------ RECORDS TO PROCESS

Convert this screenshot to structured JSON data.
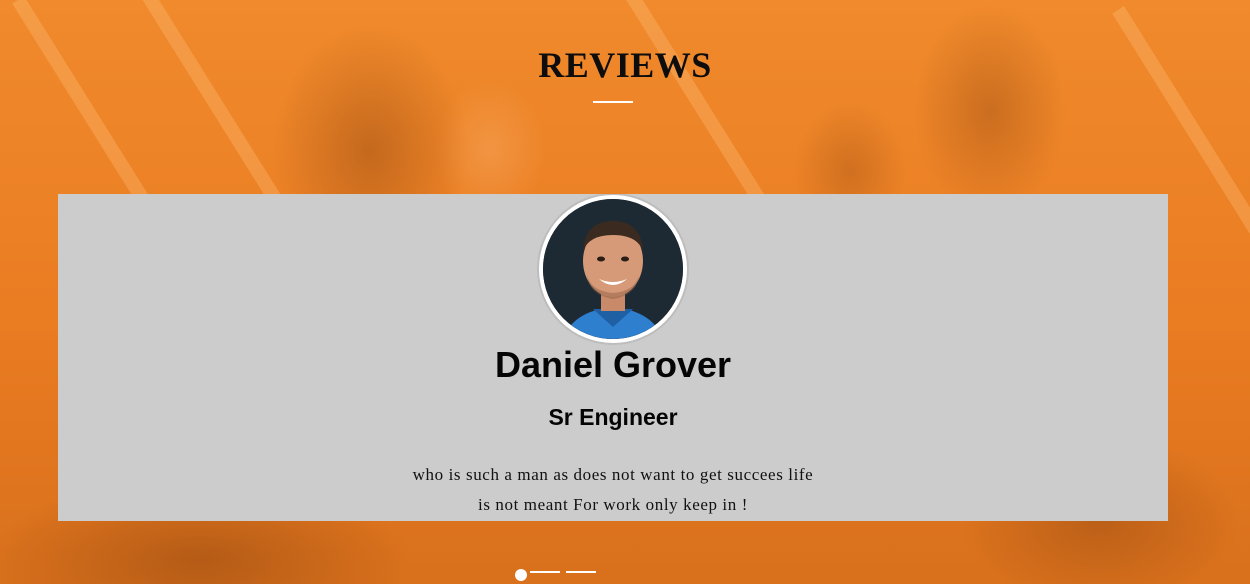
{
  "section": {
    "title": "REVIEWS"
  },
  "review": {
    "name": "Daniel Grover",
    "role": "Sr Engineer",
    "text_line1": "who is such a man as does not want to get succees life",
    "text_line2": "is not meant For work only keep in !"
  },
  "carousel": {
    "slide_count": 3,
    "active_index": 0
  },
  "colors": {
    "background_accent": "#ea7d22",
    "card_background": "#cccccc",
    "title_text": "#0d0d0d",
    "indicator": "#ffffff"
  }
}
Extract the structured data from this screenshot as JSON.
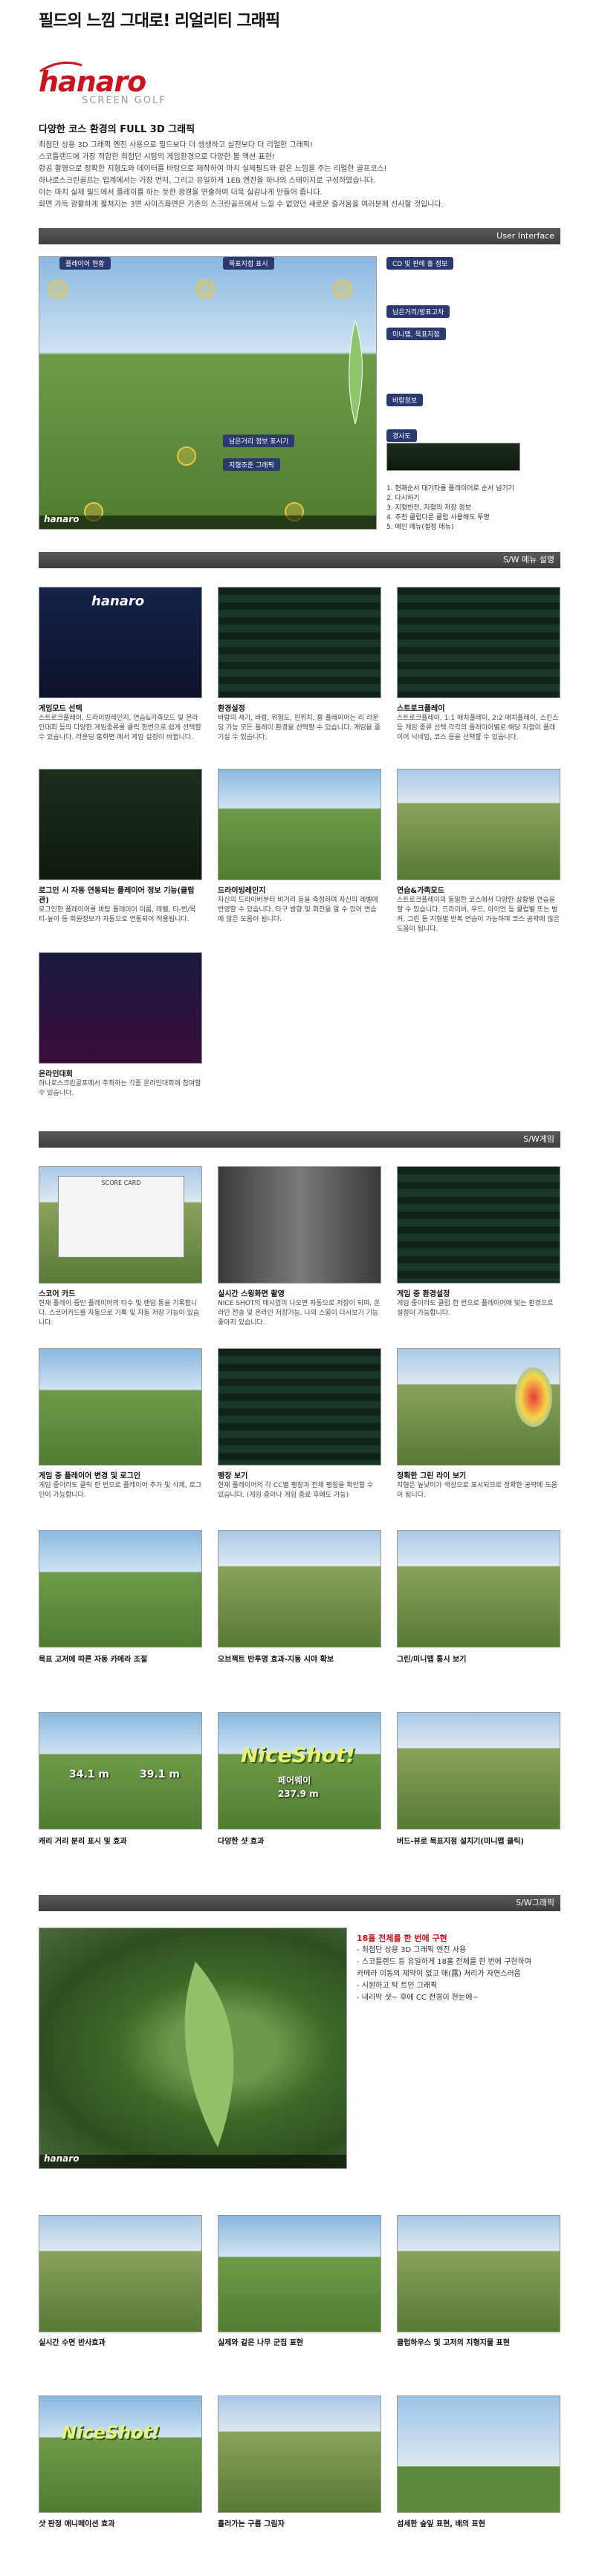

------------

WORK TO COMPLETE: Give the data again exactly as written, with all pictures left out.

ANSWER TO THE PROBLEM:
Convert this screenshot to structured JSON data.
{
  "section": {
    "title": "REVIEWS"
  },
  "review": {
    "name": "Daniel Grover",
    "role": "Sr Engineer",
    "text_line1": "who is such a man as does not want to get succees life",
    "text_line2": "is not meant For work only keep in !"
  },
  "carousel": {
    "slide_count": 3,
    "active_index": 0
  },
  "colors": {
    "background_accent": "#ea7d22",
    "card_background": "#cccccc",
    "title_text": "#0d0d0d",
    "indicator": "#ffffff"
  }
}
Extract the structured data from this screenshot as JSON.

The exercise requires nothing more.